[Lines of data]
»»
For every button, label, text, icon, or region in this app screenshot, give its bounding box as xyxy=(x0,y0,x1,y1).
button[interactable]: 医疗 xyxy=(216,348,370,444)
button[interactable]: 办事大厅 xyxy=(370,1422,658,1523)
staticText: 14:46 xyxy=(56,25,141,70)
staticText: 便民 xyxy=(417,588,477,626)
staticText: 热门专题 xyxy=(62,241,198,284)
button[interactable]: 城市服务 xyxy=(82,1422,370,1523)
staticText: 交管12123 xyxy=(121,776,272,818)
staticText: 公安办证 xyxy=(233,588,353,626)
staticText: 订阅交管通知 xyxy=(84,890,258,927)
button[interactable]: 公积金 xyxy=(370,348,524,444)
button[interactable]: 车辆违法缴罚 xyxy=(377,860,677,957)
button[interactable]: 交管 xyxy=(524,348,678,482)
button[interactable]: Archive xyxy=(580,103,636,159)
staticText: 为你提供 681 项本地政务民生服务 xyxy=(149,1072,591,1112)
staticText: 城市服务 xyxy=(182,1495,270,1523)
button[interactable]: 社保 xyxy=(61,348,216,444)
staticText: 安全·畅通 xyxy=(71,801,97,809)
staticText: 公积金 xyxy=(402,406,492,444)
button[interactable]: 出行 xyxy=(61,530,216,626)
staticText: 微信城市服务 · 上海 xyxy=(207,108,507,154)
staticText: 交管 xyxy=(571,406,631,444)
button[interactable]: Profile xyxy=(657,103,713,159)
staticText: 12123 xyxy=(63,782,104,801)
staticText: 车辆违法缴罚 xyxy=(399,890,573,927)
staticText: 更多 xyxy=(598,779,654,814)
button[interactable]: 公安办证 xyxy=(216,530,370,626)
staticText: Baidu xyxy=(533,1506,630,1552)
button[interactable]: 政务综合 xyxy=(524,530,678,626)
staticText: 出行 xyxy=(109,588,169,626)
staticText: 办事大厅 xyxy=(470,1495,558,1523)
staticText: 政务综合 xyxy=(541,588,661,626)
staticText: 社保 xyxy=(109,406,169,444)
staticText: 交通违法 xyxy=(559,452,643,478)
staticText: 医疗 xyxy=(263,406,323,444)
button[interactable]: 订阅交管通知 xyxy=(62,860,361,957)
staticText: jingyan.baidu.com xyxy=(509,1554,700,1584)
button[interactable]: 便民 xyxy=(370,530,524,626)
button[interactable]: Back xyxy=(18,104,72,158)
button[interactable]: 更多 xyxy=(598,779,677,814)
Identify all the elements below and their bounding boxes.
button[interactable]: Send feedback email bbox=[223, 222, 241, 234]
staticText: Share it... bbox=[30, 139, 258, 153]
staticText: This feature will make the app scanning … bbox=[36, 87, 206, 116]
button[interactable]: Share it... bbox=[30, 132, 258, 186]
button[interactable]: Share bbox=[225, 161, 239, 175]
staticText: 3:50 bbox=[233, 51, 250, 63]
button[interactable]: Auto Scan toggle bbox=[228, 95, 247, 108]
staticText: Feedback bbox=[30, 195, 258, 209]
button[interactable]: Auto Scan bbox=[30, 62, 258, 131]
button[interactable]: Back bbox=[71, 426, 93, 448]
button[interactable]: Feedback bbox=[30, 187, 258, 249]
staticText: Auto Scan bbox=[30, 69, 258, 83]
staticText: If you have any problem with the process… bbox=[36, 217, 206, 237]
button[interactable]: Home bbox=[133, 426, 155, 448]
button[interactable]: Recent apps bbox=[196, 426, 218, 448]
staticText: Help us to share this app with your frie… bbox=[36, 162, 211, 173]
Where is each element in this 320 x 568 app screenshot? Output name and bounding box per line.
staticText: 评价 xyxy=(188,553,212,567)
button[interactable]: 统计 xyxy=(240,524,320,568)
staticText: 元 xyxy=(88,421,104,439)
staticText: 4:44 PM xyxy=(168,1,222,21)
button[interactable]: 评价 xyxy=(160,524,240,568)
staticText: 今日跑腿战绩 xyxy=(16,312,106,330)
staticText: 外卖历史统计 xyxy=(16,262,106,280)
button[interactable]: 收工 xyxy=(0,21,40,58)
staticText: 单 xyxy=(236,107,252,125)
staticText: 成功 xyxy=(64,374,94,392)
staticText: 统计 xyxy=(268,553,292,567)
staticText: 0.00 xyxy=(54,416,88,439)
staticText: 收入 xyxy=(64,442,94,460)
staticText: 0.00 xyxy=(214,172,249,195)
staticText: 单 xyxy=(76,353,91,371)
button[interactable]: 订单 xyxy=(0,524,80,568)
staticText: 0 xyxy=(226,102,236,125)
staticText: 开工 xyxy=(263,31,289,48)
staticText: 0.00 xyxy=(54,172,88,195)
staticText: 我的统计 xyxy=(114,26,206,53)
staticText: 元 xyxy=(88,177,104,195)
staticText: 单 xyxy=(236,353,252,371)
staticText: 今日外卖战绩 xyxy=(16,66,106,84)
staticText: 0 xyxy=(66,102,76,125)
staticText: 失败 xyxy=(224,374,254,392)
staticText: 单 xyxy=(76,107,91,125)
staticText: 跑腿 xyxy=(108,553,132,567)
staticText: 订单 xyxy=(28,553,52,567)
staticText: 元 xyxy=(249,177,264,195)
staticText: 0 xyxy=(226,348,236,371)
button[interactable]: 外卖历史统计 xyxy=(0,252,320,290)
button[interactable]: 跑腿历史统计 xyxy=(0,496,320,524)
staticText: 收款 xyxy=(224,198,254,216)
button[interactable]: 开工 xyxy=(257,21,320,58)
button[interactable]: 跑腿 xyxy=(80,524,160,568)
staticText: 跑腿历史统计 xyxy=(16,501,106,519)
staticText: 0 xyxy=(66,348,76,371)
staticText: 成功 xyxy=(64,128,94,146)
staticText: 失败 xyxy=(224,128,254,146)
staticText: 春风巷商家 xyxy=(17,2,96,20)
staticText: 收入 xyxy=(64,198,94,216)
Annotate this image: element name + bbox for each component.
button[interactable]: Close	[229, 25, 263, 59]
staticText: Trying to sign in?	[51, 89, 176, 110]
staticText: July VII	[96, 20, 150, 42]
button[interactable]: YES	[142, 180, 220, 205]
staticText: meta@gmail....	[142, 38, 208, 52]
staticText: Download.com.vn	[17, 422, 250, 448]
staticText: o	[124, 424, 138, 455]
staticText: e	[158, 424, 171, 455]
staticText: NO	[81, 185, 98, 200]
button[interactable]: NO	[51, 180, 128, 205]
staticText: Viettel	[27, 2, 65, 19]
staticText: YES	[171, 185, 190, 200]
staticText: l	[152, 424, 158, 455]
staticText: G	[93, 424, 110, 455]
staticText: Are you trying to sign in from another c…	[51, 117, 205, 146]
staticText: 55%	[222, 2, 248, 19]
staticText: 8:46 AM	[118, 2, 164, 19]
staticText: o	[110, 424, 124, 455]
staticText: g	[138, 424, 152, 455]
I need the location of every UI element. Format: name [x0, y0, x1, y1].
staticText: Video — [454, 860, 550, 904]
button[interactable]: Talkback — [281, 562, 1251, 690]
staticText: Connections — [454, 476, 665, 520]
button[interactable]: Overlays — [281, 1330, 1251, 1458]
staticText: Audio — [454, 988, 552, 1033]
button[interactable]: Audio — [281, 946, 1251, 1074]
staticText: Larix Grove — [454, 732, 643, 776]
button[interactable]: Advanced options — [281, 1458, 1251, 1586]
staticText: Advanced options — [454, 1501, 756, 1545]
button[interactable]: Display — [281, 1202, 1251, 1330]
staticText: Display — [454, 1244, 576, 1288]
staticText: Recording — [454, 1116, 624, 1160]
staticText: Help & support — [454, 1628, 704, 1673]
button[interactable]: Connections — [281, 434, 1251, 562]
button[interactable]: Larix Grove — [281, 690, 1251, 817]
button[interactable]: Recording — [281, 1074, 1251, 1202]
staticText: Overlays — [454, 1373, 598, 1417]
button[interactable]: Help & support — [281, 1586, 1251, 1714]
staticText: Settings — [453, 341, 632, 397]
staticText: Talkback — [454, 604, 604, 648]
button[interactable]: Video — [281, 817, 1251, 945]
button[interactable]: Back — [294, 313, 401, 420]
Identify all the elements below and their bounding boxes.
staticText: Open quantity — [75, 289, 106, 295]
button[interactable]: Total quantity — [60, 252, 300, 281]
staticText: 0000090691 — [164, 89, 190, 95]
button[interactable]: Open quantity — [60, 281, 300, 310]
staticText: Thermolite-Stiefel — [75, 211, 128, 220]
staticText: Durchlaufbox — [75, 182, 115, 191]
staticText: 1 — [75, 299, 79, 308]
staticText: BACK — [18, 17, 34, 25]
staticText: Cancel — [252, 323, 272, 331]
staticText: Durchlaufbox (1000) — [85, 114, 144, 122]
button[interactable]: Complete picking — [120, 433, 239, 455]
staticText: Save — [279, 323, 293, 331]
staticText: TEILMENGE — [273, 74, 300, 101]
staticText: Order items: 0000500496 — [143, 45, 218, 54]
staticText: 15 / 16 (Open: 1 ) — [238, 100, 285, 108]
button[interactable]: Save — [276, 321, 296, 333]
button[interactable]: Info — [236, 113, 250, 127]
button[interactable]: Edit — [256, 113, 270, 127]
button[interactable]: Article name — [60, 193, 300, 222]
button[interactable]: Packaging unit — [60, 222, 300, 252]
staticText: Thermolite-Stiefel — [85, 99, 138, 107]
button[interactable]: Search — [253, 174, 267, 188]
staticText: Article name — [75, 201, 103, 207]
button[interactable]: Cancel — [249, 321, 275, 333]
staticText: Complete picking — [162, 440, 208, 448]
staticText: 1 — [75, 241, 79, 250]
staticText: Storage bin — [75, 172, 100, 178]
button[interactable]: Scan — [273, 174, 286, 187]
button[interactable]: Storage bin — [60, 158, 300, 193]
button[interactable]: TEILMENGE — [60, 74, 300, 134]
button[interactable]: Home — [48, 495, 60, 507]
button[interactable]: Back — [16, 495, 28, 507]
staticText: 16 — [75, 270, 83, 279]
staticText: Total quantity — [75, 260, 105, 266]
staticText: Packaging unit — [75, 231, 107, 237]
««
Short problem -
Copy everything from the start of the data down to the line containing "button[interactable]: Back xyxy=(18,104,72,158)", swapping "Profile" for "Account" and changing nothing else.

Correct result -
For every button, label, text, icon, or region in this app screenshot, give its bounding box as xyxy=(x0,y0,x1,y1).
button[interactable]: 医疗 xyxy=(216,348,370,444)
button[interactable]: 办事大厅 xyxy=(370,1422,658,1523)
staticText: 14:46 xyxy=(56,25,141,70)
staticText: 便民 xyxy=(417,588,477,626)
staticText: 热门专题 xyxy=(62,241,198,284)
button[interactable]: 城市服务 xyxy=(82,1422,370,1523)
staticText: 交管12123 xyxy=(121,776,272,818)
staticText: 公安办证 xyxy=(233,588,353,626)
staticText: 订阅交管通知 xyxy=(84,890,258,927)
button[interactable]: 公积金 xyxy=(370,348,524,444)
button[interactable]: 车辆违法缴罚 xyxy=(377,860,677,957)
button[interactable]: 交管 xyxy=(524,348,678,482)
button[interactable]: Archive xyxy=(580,103,636,159)
staticText: 为你提供 681 项本地政务民生服务 xyxy=(149,1072,591,1112)
staticText: 城市服务 xyxy=(182,1495,270,1523)
button[interactable]: 社保 xyxy=(61,348,216,444)
staticText: 安全·畅通 xyxy=(71,801,97,809)
staticText: 公积金 xyxy=(402,406,492,444)
button[interactable]: 出行 xyxy=(61,530,216,626)
staticText: 微信城市服务 · 上海 xyxy=(207,108,507,154)
staticText: 交管 xyxy=(571,406,631,444)
button[interactable]: Account xyxy=(657,103,713,159)
staticText: 12123 xyxy=(63,782,104,801)
staticText: 车辆违法缴罚 xyxy=(399,890,573,927)
staticText: 更多 xyxy=(598,779,654,814)
button[interactable]: 公安办证 xyxy=(216,530,370,626)
staticText: Baidu xyxy=(533,1506,630,1552)
button[interactable]: 政务综合 xyxy=(524,530,678,626)
staticText: 出行 xyxy=(109,588,169,626)
staticText: 办事大厅 xyxy=(470,1495,558,1523)
staticText: 政务综合 xyxy=(541,588,661,626)
staticText: 社保 xyxy=(109,406,169,444)
staticText: 交通违法 xyxy=(559,452,643,478)
staticText: 医疗 xyxy=(263,406,323,444)
button[interactable]: 订阅交管通知 xyxy=(62,860,361,957)
staticText: jingyan.baidu.com xyxy=(509,1554,700,1584)
button[interactable]: 便民 xyxy=(370,530,524,626)
button[interactable]: Back xyxy=(18,104,72,158)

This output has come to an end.